■ Data:
────────────────

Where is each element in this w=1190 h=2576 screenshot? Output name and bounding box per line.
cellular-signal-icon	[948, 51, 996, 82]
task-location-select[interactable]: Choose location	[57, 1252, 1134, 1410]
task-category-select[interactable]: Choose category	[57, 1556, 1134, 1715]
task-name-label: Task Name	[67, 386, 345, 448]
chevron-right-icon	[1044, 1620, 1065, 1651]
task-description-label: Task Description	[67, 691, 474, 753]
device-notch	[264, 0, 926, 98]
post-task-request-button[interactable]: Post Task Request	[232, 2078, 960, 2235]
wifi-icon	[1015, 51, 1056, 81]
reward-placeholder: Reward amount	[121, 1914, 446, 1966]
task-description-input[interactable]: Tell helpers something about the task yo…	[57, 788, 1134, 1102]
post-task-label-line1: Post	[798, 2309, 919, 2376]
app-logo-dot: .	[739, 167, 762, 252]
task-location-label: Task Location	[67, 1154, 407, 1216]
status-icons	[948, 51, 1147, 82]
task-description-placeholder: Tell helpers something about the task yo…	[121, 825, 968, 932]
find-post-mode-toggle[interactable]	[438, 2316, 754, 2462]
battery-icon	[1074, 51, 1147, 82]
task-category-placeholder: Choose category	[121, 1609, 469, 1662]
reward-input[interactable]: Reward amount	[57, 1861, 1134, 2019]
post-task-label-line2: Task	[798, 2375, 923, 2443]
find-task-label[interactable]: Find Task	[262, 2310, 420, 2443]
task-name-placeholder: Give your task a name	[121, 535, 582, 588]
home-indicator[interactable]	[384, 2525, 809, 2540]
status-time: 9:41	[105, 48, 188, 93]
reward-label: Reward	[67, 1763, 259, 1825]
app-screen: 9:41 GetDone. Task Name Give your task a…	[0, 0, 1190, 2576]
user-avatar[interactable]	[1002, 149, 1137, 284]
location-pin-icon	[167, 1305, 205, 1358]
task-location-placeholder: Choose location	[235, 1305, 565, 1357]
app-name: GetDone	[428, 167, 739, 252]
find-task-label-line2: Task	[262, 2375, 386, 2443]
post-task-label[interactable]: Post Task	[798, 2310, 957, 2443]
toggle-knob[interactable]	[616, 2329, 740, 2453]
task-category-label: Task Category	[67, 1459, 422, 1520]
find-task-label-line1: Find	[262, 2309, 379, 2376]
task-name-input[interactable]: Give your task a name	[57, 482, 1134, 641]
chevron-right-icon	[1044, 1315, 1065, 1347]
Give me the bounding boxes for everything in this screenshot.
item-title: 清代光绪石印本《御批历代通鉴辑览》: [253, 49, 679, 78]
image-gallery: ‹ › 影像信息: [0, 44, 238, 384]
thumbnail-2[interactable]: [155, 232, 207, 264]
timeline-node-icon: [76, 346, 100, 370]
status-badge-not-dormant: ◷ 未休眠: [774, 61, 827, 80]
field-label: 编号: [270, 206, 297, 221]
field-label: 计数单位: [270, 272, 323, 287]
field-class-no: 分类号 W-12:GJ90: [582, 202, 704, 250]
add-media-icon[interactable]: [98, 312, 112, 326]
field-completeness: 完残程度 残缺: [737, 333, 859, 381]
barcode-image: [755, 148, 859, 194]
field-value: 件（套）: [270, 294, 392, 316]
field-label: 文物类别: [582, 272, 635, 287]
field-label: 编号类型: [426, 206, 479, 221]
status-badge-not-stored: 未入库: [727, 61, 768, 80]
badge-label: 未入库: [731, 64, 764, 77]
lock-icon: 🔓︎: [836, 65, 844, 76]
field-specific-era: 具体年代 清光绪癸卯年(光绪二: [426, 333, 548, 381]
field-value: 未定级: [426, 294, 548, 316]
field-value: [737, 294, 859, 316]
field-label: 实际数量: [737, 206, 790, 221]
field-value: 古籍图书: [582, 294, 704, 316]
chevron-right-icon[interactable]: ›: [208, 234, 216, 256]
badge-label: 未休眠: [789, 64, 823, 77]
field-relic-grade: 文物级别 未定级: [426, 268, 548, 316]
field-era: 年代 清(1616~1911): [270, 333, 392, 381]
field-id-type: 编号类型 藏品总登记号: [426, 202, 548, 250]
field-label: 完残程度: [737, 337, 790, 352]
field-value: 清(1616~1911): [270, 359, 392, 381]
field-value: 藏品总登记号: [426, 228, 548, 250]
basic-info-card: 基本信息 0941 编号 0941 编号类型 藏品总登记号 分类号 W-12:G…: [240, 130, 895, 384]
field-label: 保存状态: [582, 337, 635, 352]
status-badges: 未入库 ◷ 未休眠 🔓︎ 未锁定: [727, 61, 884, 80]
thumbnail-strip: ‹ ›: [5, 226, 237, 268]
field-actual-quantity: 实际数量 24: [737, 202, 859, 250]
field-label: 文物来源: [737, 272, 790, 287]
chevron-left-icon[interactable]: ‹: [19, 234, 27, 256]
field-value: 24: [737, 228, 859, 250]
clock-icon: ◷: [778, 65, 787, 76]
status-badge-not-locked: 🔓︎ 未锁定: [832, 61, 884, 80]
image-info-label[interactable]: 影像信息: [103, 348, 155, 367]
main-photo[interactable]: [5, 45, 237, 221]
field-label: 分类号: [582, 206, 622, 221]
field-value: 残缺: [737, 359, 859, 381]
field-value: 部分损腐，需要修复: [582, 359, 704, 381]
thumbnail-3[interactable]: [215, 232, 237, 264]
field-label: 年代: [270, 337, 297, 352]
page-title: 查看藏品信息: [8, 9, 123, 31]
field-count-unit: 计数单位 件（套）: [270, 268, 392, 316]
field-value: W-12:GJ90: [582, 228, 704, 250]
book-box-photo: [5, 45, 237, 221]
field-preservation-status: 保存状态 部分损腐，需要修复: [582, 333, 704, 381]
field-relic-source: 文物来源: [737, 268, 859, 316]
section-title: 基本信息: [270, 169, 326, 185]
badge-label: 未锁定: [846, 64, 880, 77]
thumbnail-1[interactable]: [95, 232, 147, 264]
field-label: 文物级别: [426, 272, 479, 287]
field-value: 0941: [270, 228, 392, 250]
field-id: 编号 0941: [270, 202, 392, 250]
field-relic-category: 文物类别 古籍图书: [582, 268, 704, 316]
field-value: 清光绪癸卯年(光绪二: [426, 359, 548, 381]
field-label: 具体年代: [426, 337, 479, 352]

────────────────

Copy every one of the lines above exactly as they appear, from the first to the last.

Where is each element in this w=1190 h=2576 screenshot? Output name and bounding box per line.
cellular-signal-icon	[948, 51, 996, 82]
task-location-select[interactable]: Choose location	[57, 1252, 1134, 1410]
task-category-select[interactable]: Choose category	[57, 1556, 1134, 1715]
task-name-label: Task Name	[67, 386, 345, 448]
chevron-right-icon	[1044, 1620, 1065, 1651]
task-description-label: Task Description	[67, 691, 474, 753]
device-notch	[264, 0, 926, 98]
post-task-request-button[interactable]: Post Task Request	[232, 2078, 960, 2235]
wifi-icon	[1015, 51, 1056, 81]
reward-placeholder: Reward amount	[121, 1914, 446, 1966]
task-description-input[interactable]: Tell helpers something about the task yo…	[57, 788, 1134, 1102]
post-task-label-line1: Post	[798, 2309, 919, 2376]
app-logo-dot: .	[739, 167, 762, 252]
task-location-label: Task Location	[67, 1154, 407, 1216]
status-icons	[948, 51, 1147, 82]
task-description-placeholder: Tell helpers something about the task yo…	[121, 825, 968, 932]
find-post-mode-toggle[interactable]	[438, 2316, 754, 2462]
battery-icon	[1074, 51, 1147, 82]
task-category-placeholder: Choose category	[121, 1609, 469, 1662]
reward-input[interactable]: Reward amount	[57, 1861, 1134, 2019]
post-task-label-line2: Task	[798, 2375, 923, 2443]
find-task-label[interactable]: Find Task	[262, 2310, 420, 2443]
task-name-placeholder: Give your task a name	[121, 535, 582, 588]
home-indicator[interactable]	[384, 2525, 809, 2540]
status-time: 9:41	[105, 48, 188, 93]
reward-label: Reward	[67, 1763, 259, 1825]
app-screen: 9:41 GetDone. Task Name Give your task a…	[0, 0, 1190, 2576]
user-avatar[interactable]	[1002, 149, 1137, 284]
location-pin-icon	[167, 1305, 205, 1358]
task-location-placeholder: Choose location	[235, 1305, 565, 1357]
app-name: GetDone	[428, 167, 739, 252]
find-task-label-line2: Task	[262, 2375, 386, 2443]
post-task-label[interactable]: Post Task	[798, 2310, 957, 2443]
toggle-knob[interactable]	[616, 2329, 740, 2453]
task-category-label: Task Category	[67, 1459, 422, 1520]
find-task-label-line1: Find	[262, 2309, 379, 2376]
task-name-input[interactable]: Give your task a name	[57, 482, 1134, 641]
chevron-right-icon	[1044, 1315, 1065, 1347]
Give me the bounding boxes for everything in this screenshot.
item-title: 清代光绪石印本《御批历代通鉴辑览》: [253, 49, 679, 78]
image-gallery: ‹ › 影像信息: [0, 44, 238, 384]
thumbnail-2[interactable]: [155, 232, 207, 264]
timeline-node-icon: [76, 346, 100, 370]
status-badge-not-dormant: ◷ 未休眠: [774, 61, 827, 80]
field-label: 编号: [270, 206, 297, 221]
field-label: 计数单位: [270, 272, 323, 287]
field-class-no: 分类号 W-12:GJ90: [582, 202, 704, 250]
add-media-icon[interactable]: [98, 312, 112, 326]
field-completeness: 完残程度 残缺: [737, 333, 859, 381]
barcode-image: [755, 148, 859, 194]
field-value: 件（套）: [270, 294, 392, 316]
field-label: 文物类别: [582, 272, 635, 287]
field-label: 编号类型: [426, 206, 479, 221]
status-badge-not-stored: 未入库: [727, 61, 768, 80]
badge-label: 未入库: [731, 64, 764, 77]
lock-icon: 🔓︎: [836, 65, 844, 76]
field-specific-era: 具体年代 清光绪癸卯年(光绪二: [426, 333, 548, 381]
field-value: 未定级: [426, 294, 548, 316]
field-value: [737, 294, 859, 316]
field-label: 实际数量: [737, 206, 790, 221]
field-value: 古籍图书: [582, 294, 704, 316]
chevron-right-icon[interactable]: ›: [208, 234, 216, 256]
badge-label: 未休眠: [789, 64, 823, 77]
field-relic-grade: 文物级别 未定级: [426, 268, 548, 316]
field-era: 年代 清(1616~1911): [270, 333, 392, 381]
field-id-type: 编号类型 藏品总登记号: [426, 202, 548, 250]
field-label: 完残程度: [737, 337, 790, 352]
field-value: 清(1616~1911): [270, 359, 392, 381]
field-value: 藏品总登记号: [426, 228, 548, 250]
basic-info-card: 基本信息 0941 编号 0941 编号类型 藏品总登记号 分类号 W-12:G…: [240, 130, 895, 384]
field-label: 保存状态: [582, 337, 635, 352]
status-badges: 未入库 ◷ 未休眠 🔓︎ 未锁定: [727, 61, 884, 80]
thumbnail-strip: ‹ ›: [5, 226, 237, 268]
field-actual-quantity: 实际数量 24: [737, 202, 859, 250]
field-label: 文物来源: [737, 272, 790, 287]
chevron-left-icon[interactable]: ‹: [19, 234, 27, 256]
field-value: 24: [737, 228, 859, 250]
clock-icon: ◷: [778, 65, 787, 76]
status-badge-not-locked: 🔓︎ 未锁定: [832, 61, 884, 80]
image-info-label[interactable]: 影像信息: [103, 348, 155, 367]
main-photo[interactable]: [5, 45, 237, 221]
field-label: 分类号: [582, 206, 622, 221]
field-value: 残缺: [737, 359, 859, 381]
field-value: 部分损腐，需要修复: [582, 359, 704, 381]
thumbnail-3[interactable]: [215, 232, 237, 264]
field-label: 年代: [270, 337, 297, 352]
page-title: 查看藏品信息: [8, 9, 123, 31]
field-count-unit: 计数单位 件（套）: [270, 268, 392, 316]
field-value: W-12:GJ90: [582, 228, 704, 250]
book-box-photo: [5, 45, 237, 221]
field-preservation-status: 保存状态 部分损腐，需要修复: [582, 333, 704, 381]
field-relic-source: 文物来源: [737, 268, 859, 316]
section-title: 基本信息: [270, 169, 326, 185]
badge-label: 未锁定: [846, 64, 880, 77]
thumbnail-1[interactable]: [95, 232, 147, 264]
field-label: 文物级别: [426, 272, 479, 287]
field-value: 0941: [270, 228, 392, 250]
field-id: 编号 0941: [270, 202, 392, 250]
field-relic-category: 文物类别 古籍图书: [582, 268, 704, 316]
field-value: 清光绪癸卯年(光绪二: [426, 359, 548, 381]
field-label: 具体年代: [426, 337, 479, 352]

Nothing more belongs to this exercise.